(Structured figure records)
---

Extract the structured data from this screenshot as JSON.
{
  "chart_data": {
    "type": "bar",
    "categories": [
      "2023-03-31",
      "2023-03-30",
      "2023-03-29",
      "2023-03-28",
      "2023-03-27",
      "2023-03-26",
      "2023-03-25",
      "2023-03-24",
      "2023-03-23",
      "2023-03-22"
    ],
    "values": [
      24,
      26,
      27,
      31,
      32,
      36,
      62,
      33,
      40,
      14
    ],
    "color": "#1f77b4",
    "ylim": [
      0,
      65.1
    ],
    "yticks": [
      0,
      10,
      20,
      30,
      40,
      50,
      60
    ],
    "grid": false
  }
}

---

- _Task instructions_
Word for word, quote all of the data above.

- _Output below_
Extract the structured data from this screenshot as JSON.
{
  "chart_data": {
    "type": "bar",
    "categories": [
      "2023-03-31",
      "2023-03-30",
      "2023-03-29",
      "2023-03-28",
      "2023-03-27",
      "2023-03-26",
      "2023-03-25",
      "2023-03-24",
      "2023-03-23",
      "2023-03-22"
    ],
    "values": [
      24,
      26,
      27,
      31,
      32,
      36,
      62,
      33,
      40,
      14
    ],
    "color": "#1f77b4",
    "ylim": [
      0,
      65.1
    ],
    "yticks": [
      0,
      10,
      20,
      30,
      40,
      50,
      60
    ],
    "grid": false
  }
}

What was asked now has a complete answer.